YOUR OBJECTIVE = Quote the records that follow in full and exactly; leave out the pictures.

****************************************

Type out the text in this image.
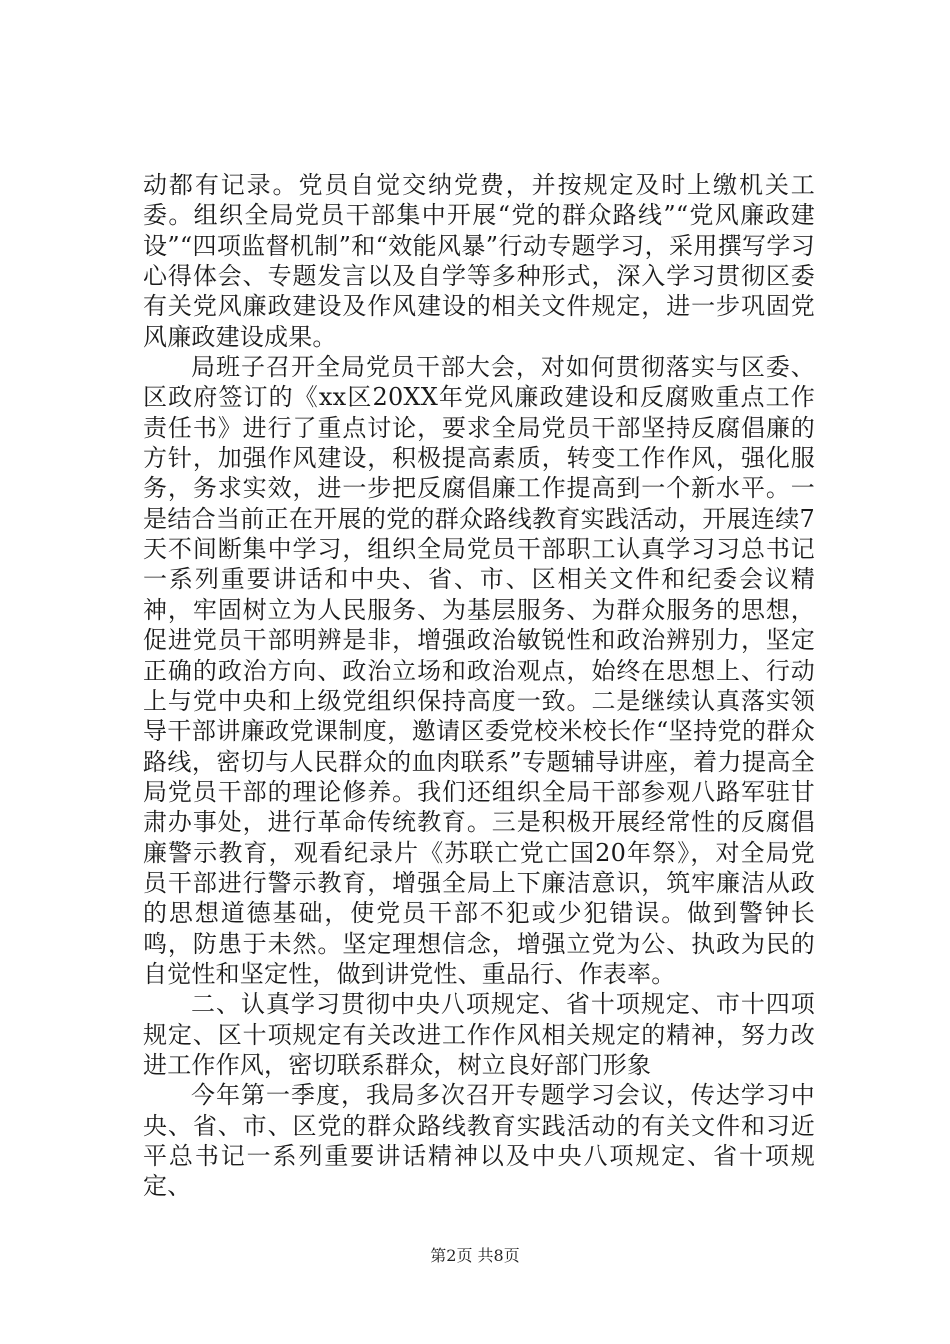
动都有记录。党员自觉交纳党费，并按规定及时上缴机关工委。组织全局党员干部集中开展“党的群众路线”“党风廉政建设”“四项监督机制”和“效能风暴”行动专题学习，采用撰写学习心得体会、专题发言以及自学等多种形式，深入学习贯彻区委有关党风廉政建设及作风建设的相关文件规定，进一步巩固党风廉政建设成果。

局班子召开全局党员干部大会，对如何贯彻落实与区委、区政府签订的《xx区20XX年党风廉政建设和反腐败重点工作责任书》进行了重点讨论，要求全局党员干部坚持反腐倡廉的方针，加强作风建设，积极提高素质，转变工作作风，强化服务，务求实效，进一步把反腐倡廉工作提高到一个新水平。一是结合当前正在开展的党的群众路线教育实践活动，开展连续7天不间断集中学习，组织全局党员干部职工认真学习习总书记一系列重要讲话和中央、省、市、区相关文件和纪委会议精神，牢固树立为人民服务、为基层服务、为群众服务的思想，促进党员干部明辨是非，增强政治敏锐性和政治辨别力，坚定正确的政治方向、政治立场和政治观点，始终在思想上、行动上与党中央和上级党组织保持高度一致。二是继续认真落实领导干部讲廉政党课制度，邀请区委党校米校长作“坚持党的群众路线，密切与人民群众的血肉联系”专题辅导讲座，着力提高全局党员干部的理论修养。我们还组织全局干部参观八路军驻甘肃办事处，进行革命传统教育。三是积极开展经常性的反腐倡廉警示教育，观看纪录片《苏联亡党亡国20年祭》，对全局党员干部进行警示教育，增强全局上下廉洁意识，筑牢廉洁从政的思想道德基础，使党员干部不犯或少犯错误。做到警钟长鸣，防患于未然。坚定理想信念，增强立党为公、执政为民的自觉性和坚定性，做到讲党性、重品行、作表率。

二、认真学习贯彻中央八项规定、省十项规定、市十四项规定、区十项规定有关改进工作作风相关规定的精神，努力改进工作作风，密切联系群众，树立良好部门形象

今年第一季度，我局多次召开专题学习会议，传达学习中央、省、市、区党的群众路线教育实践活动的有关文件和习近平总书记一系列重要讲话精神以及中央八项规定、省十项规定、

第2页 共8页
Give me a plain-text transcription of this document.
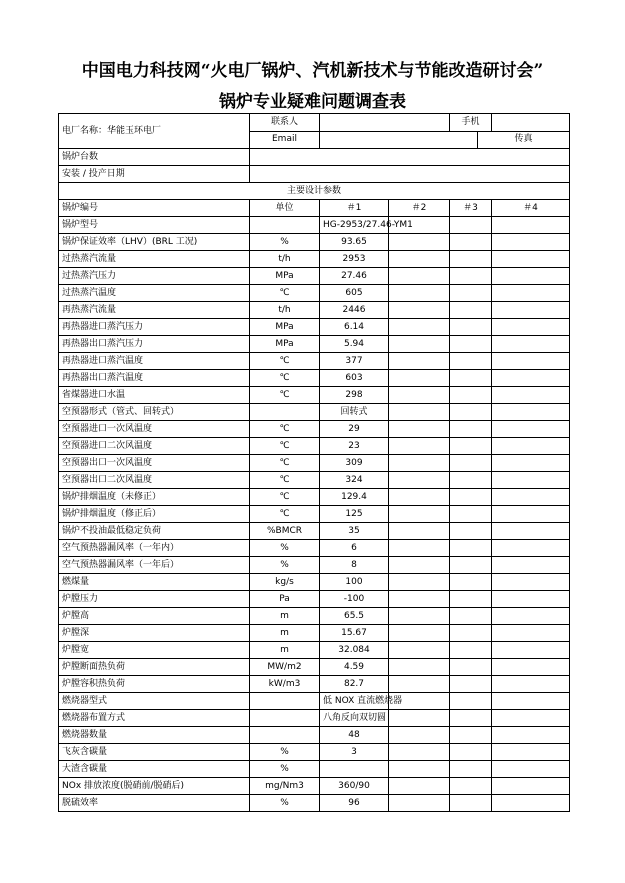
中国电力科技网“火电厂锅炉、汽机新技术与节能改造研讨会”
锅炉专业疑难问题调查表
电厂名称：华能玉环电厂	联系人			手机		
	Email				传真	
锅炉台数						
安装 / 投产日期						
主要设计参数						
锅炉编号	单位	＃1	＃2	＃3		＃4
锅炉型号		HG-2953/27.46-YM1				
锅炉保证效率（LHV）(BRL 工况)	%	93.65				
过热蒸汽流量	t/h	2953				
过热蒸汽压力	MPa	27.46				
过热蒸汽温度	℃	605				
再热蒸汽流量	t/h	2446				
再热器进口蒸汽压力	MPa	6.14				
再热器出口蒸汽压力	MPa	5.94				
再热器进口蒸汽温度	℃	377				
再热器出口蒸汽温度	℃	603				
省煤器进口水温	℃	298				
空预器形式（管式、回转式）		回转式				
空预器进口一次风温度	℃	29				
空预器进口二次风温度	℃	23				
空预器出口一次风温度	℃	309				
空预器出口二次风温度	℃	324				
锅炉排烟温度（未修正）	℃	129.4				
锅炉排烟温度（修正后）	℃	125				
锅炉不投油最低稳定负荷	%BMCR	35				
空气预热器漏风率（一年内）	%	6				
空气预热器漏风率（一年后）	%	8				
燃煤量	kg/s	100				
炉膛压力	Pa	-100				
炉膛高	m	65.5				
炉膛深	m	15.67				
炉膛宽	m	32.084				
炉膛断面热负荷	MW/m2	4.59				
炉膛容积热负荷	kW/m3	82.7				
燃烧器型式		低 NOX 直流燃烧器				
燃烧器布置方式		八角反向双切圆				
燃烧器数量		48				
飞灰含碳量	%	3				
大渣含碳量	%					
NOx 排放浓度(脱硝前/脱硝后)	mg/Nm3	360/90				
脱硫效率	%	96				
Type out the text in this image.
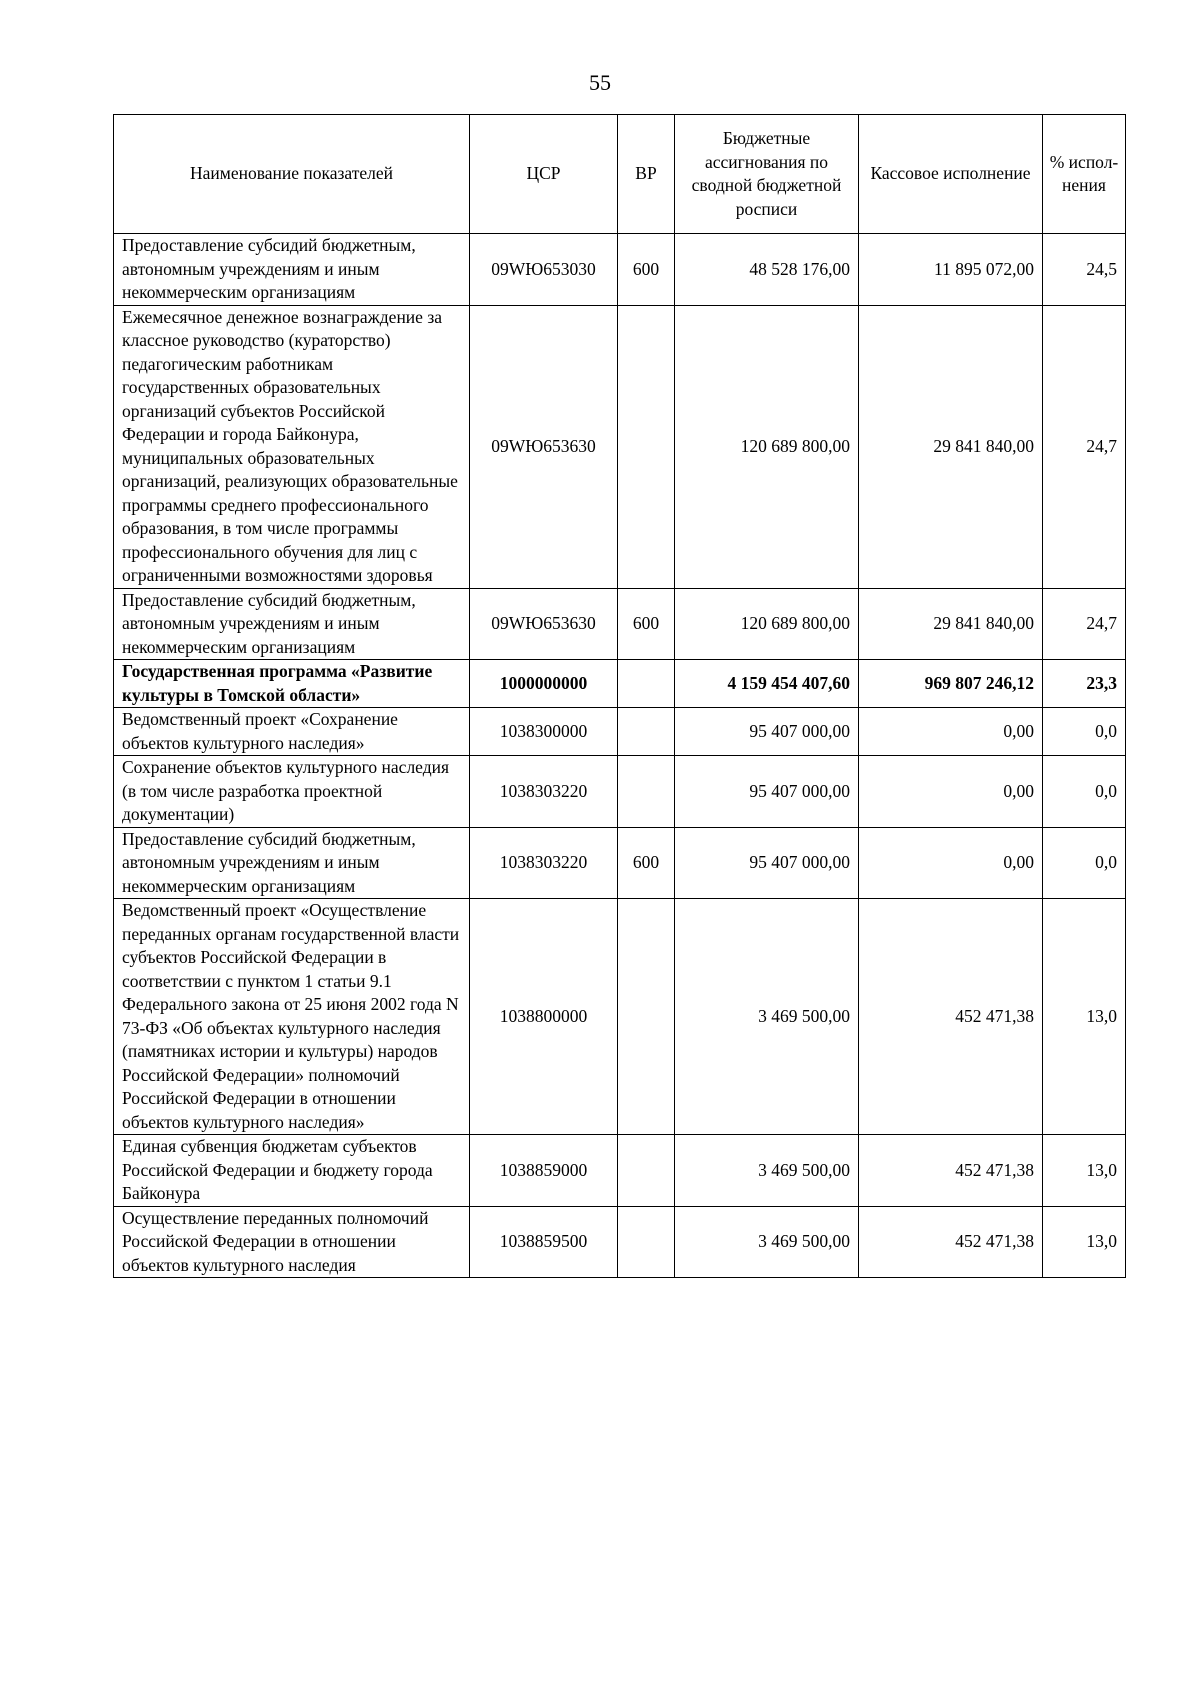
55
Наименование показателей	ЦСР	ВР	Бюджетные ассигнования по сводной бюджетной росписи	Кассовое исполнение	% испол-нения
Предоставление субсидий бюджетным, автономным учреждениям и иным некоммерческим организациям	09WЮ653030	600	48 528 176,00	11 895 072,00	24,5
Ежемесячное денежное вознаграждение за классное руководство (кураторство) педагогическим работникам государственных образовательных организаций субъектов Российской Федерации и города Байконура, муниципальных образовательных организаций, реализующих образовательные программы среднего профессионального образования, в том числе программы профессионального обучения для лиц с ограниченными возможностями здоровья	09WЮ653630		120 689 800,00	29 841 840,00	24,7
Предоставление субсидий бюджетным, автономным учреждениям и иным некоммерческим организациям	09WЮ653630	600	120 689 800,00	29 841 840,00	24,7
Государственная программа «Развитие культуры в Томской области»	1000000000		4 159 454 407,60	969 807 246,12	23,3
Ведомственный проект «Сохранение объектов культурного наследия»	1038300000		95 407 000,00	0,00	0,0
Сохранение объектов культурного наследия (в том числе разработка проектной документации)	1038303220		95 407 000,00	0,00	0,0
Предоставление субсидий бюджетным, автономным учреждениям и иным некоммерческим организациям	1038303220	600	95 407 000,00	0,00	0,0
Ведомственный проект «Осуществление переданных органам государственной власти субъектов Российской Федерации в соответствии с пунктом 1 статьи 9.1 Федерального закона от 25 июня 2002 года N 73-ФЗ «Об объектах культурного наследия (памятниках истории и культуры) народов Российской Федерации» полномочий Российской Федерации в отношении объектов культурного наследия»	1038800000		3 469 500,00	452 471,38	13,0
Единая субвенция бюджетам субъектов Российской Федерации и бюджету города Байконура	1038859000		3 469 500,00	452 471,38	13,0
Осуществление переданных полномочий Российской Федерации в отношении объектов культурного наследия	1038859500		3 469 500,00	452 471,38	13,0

****************************************

ANSWER FOR THIS EXERCISE =
Type out the text in this image.
动都有记录。党员自觉交纳党费，并按规定及时上缴机关工委。组织全局党员干部集中开展“党的群众路线”“党风廉政建设”“四项监督机制”和“效能风暴”行动专题学习，采用撰写学习心得体会、专题发言以及自学等多种形式，深入学习贯彻区委有关党风廉政建设及作风建设的相关文件规定，进一步巩固党风廉政建设成果。

局班子召开全局党员干部大会，对如何贯彻落实与区委、区政府签订的《xx区20XX年党风廉政建设和反腐败重点工作责任书》进行了重点讨论，要求全局党员干部坚持反腐倡廉的方针，加强作风建设，积极提高素质，转变工作作风，强化服务，务求实效，进一步把反腐倡廉工作提高到一个新水平。一是结合当前正在开展的党的群众路线教育实践活动，开展连续7天不间断集中学习，组织全局党员干部职工认真学习习总书记一系列重要讲话和中央、省、市、区相关文件和纪委会议精神，牢固树立为人民服务、为基层服务、为群众服务的思想，促进党员干部明辨是非，增强政治敏锐性和政治辨别力，坚定正确的政治方向、政治立场和政治观点，始终在思想上、行动上与党中央和上级党组织保持高度一致。二是继续认真落实领导干部讲廉政党课制度，邀请区委党校米校长作“坚持党的群众路线，密切与人民群众的血肉联系”专题辅导讲座，着力提高全局党员干部的理论修养。我们还组织全局干部参观八路军驻甘肃办事处，进行革命传统教育。三是积极开展经常性的反腐倡廉警示教育，观看纪录片《苏联亡党亡国20年祭》，对全局党员干部进行警示教育，增强全局上下廉洁意识，筑牢廉洁从政的思想道德基础，使党员干部不犯或少犯错误。做到警钟长鸣，防患于未然。坚定理想信念，增强立党为公、执政为民的自觉性和坚定性，做到讲党性、重品行、作表率。

二、认真学习贯彻中央八项规定、省十项规定、市十四项规定、区十项规定有关改进工作作风相关规定的精神，努力改进工作作风，密切联系群众，树立良好部门形象

今年第一季度，我局多次召开专题学习会议，传达学习中央、省、市、区党的群众路线教育实践活动的有关文件和习近平总书记一系列重要讲话精神以及中央八项规定、省十项规定、

第2页 共8页
Give me a plain-text transcription of this document.
中国电力科技网“火电厂锅炉、汽机新技术与节能改造研讨会”
锅炉专业疑难问题调查表
电厂名称：华能玉环电厂	联系人			手机		
	Email				传真	
锅炉台数						
安装 / 投产日期						
主要设计参数						
锅炉编号	单位	＃1	＃2	＃3		＃4
锅炉型号		HG-2953/27.46-YM1				
锅炉保证效率（LHV）(BRL 工况)	%	93.65				
过热蒸汽流量	t/h	2953				
过热蒸汽压力	MPa	27.46				
过热蒸汽温度	℃	605				
再热蒸汽流量	t/h	2446				
再热器进口蒸汽压力	MPa	6.14				
再热器出口蒸汽压力	MPa	5.94				
再热器进口蒸汽温度	℃	377				
再热器出口蒸汽温度	℃	603				
省煤器进口水温	℃	298				
空预器形式（管式、回转式）		回转式				
空预器进口一次风温度	℃	29				
空预器进口二次风温度	℃	23				
空预器出口一次风温度	℃	309				
空预器出口二次风温度	℃	324				
锅炉排烟温度（未修正）	℃	129.4				
锅炉排烟温度（修正后）	℃	125				
锅炉不投油最低稳定负荷	%BMCR	35				
空气预热器漏风率（一年内）	%	6				
空气预热器漏风率（一年后）	%	8				
燃煤量	kg/s	100				
炉膛压力	Pa	-100				
炉膛高	m	65.5				
炉膛深	m	15.67				
炉膛宽	m	32.084				
炉膛断面热负荷	MW/m2	4.59				
炉膛容积热负荷	kW/m3	82.7				
燃烧器型式		低 NOX 直流燃烧器				
燃烧器布置方式		八角反向双切圆				
燃烧器数量		48				
飞灰含碳量	%	3				
大渣含碳量	%					
NOx 排放浓度(脱硝前/脱硝后)	mg/Nm3	360/90				
脱硫效率	%	96				
Type out the text in this image.
55
Наименование показателей	ЦСР	ВР	Бюджетные ассигнования по сводной бюджетной росписи	Кассовое исполнение	% испол-нения
Предоставление субсидий бюджетным, автономным учреждениям и иным некоммерческим организациям	09WЮ653030	600	48 528 176,00	11 895 072,00	24,5
Ежемесячное денежное вознаграждение за классное руководство (кураторство) педагогическим работникам государственных образовательных организаций субъектов Российской Федерации и города Байконура, муниципальных образовательных организаций, реализующих образовательные программы среднего профессионального образования, в том числе программы профессионального обучения для лиц с ограниченными возможностями здоровья	09WЮ653630		120 689 800,00	29 841 840,00	24,7
Предоставление субсидий бюджетным, автономным учреждениям и иным некоммерческим организациям	09WЮ653630	600	120 689 800,00	29 841 840,00	24,7
Государственная программа «Развитие культуры в Томской области»	1000000000		4 159 454 407,60	969 807 246,12	23,3
Ведомственный проект «Сохранение объектов культурного наследия»	1038300000		95 407 000,00	0,00	0,0
Сохранение объектов культурного наследия (в том числе разработка проектной документации)	1038303220		95 407 000,00	0,00	0,0
Предоставление субсидий бюджетным, автономным учреждениям и иным некоммерческим организациям	1038303220	600	95 407 000,00	0,00	0,0
Ведомственный проект «Осуществление переданных органам государственной власти субъектов Российской Федерации в соответствии с пунктом 1 статьи 9.1 Федерального закона от 25 июня 2002 года N 73-ФЗ «Об объектах культурного наследия (памятниках истории и культуры) народов Российской Федерации» полномочий Российской Федерации в отношении объектов культурного наследия»	1038800000		3 469 500,00	452 471,38	13,0
Единая субвенция бюджетам субъектов Российской Федерации и бюджету города Байконура	1038859000		3 469 500,00	452 471,38	13,0
Осуществление переданных полномочий Российской Федерации в отношении объектов культурного наследия	1038859500		3 469 500,00	452 471,38	13,0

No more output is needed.